(What the task asks)
Copy the data word for word, starting at its first line and ending with the line that contains "The apertures 74 is at (308, 641).", both lines included.

**** Material shown ****

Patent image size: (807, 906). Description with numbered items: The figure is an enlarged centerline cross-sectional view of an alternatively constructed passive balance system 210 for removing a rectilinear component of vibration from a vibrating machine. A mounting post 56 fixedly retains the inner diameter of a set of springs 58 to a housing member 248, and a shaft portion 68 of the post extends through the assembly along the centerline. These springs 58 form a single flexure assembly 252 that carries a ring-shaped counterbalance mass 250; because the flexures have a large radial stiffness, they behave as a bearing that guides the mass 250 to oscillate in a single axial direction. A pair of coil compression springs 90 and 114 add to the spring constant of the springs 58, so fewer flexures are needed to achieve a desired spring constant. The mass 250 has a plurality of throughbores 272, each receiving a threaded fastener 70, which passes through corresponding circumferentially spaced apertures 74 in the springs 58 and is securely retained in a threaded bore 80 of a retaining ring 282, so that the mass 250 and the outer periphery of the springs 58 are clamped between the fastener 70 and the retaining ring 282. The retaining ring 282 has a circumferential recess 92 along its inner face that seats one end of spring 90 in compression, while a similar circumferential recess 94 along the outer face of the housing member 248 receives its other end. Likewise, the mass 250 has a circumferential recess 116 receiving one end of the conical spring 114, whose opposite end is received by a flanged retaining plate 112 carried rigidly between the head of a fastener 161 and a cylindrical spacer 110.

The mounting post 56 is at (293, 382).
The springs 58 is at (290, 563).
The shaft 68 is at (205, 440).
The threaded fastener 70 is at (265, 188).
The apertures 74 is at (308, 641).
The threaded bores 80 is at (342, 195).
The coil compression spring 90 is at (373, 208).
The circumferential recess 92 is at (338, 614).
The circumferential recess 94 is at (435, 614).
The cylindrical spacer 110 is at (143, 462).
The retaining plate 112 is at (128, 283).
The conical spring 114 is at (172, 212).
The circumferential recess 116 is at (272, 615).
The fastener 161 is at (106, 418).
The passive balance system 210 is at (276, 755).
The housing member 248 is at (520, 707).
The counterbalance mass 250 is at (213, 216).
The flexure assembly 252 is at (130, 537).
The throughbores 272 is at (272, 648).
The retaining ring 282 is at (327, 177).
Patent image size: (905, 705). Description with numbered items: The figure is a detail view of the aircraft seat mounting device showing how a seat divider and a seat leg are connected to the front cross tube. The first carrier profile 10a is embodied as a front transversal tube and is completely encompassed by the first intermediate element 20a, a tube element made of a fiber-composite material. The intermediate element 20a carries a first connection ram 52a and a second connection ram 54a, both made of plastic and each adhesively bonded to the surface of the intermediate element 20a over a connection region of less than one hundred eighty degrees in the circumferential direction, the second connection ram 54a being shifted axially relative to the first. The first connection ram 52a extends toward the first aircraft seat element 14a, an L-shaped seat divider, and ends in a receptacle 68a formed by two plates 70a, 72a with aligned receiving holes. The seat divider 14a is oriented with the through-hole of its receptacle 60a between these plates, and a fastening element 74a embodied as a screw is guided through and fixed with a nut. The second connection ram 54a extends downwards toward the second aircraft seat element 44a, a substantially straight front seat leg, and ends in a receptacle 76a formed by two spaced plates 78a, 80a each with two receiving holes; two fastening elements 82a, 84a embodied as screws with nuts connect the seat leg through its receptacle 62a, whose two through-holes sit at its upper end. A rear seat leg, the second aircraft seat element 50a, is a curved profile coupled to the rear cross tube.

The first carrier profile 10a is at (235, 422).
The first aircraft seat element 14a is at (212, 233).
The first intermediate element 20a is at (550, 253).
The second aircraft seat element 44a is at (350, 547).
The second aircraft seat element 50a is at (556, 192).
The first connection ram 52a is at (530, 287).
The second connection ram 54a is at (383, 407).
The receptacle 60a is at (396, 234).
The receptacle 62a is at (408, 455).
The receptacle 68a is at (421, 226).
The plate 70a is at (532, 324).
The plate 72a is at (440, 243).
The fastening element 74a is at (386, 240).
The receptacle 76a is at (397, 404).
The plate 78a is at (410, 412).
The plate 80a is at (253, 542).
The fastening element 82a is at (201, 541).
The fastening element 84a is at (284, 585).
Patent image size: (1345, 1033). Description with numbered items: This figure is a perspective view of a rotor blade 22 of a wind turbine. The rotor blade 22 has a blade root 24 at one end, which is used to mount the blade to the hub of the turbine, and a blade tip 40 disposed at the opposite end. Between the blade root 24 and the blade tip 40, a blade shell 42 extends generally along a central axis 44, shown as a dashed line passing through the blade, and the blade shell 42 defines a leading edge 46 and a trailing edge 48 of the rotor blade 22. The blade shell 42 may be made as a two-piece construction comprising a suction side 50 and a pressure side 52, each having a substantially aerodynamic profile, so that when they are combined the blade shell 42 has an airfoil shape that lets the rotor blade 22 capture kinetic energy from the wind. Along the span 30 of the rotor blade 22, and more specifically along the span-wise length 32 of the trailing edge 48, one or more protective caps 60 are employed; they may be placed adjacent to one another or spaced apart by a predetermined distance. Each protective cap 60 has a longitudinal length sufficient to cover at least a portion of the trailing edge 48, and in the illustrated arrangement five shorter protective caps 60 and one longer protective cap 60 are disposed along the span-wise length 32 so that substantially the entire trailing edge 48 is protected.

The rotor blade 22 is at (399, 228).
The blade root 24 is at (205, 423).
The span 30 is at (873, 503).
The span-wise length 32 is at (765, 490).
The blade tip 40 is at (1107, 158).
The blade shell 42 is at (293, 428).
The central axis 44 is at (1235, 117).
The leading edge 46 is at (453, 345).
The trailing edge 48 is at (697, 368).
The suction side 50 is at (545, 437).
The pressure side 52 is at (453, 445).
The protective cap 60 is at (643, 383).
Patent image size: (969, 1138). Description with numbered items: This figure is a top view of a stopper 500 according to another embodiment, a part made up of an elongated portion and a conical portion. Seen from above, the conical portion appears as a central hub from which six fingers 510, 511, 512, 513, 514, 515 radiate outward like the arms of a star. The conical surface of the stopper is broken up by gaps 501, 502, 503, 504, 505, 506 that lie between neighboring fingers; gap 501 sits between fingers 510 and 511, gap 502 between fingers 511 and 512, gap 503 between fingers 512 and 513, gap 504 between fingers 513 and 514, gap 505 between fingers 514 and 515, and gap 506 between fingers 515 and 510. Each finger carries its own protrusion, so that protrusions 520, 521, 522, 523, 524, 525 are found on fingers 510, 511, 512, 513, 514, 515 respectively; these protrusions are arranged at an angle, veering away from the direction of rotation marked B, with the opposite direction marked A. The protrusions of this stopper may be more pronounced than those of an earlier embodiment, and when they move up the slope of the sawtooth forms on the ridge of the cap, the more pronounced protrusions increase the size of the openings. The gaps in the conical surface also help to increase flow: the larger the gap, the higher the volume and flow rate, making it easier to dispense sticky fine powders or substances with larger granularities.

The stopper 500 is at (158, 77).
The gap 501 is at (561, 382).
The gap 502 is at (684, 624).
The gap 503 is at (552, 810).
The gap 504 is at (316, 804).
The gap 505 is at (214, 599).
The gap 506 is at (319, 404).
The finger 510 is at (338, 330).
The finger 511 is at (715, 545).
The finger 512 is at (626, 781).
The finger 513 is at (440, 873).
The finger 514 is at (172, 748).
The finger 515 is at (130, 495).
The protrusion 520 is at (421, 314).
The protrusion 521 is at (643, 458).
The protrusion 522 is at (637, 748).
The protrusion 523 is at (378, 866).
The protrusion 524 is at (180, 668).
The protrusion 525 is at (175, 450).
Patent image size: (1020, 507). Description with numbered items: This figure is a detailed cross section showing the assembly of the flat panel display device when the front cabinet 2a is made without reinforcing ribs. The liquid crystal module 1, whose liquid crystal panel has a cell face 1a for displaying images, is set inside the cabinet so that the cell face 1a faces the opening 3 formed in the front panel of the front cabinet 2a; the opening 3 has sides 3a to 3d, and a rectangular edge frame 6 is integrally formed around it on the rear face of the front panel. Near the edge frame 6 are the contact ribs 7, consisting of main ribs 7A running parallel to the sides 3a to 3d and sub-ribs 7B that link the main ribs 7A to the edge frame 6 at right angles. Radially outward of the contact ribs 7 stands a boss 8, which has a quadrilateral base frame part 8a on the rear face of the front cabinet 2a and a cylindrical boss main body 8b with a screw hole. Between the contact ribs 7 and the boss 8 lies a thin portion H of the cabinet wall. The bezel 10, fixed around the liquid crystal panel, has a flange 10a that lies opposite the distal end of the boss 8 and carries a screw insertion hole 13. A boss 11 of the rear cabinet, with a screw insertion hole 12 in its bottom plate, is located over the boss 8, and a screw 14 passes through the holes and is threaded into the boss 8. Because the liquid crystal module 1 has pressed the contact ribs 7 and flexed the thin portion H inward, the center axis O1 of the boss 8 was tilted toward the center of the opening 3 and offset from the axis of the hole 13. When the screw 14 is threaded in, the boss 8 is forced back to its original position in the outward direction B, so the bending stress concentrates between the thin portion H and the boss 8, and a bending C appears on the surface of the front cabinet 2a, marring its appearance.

****

(Result of this task)
Patent image size: (807, 906). Description with numbered items: The figure is an enlarged centerline cross-sectional view of an alternatively constructed passive balance system 210 for removing a rectilinear component of vibration from a vibrating machine. A mounting post 56 fixedly retains the inner diameter of a set of springs 58 to a housing member 248, and a shaft portion 68 of the post extends through the assembly along the centerline. These springs 58 form a single flexure assembly 252 that carries a ring-shaped counterbalance mass 250; because the flexures have a large radial stiffness, they behave as a bearing that guides the mass 250 to oscillate in a single axial direction. A pair of coil compression springs 90 and 114 add to the spring constant of the springs 58, so fewer flexures are needed to achieve a desired spring constant. The mass 250 has a plurality of throughbores 272, each receiving a threaded fastener 70, which passes through corresponding circumferentially spaced apertures 74 in the springs 58 and is securely retained in a threaded bore 80 of a retaining ring 282, so that the mass 250 and the outer periphery of the springs 58 are clamped between the fastener 70 and the retaining ring 282. The retaining ring 282 has a circumferential recess 92 along its inner face that seats one end of spring 90 in compression, while a similar circumferential recess 94 along the outer face of the housing member 248 receives its other end. Likewise, the mass 250 has a circumferential recess 116 receiving one end of the conical spring 114, whose opposite end is received by a flanged retaining plate 112 carried rigidly between the head of a fastener 161 and a cylindrical spacer 110.

The mounting post 56 is at (293, 382).
The springs 58 is at (290, 563).
The shaft 68 is at (205, 440).
The threaded fastener 70 is at (265, 188).
The apertures 74 is at (308, 641).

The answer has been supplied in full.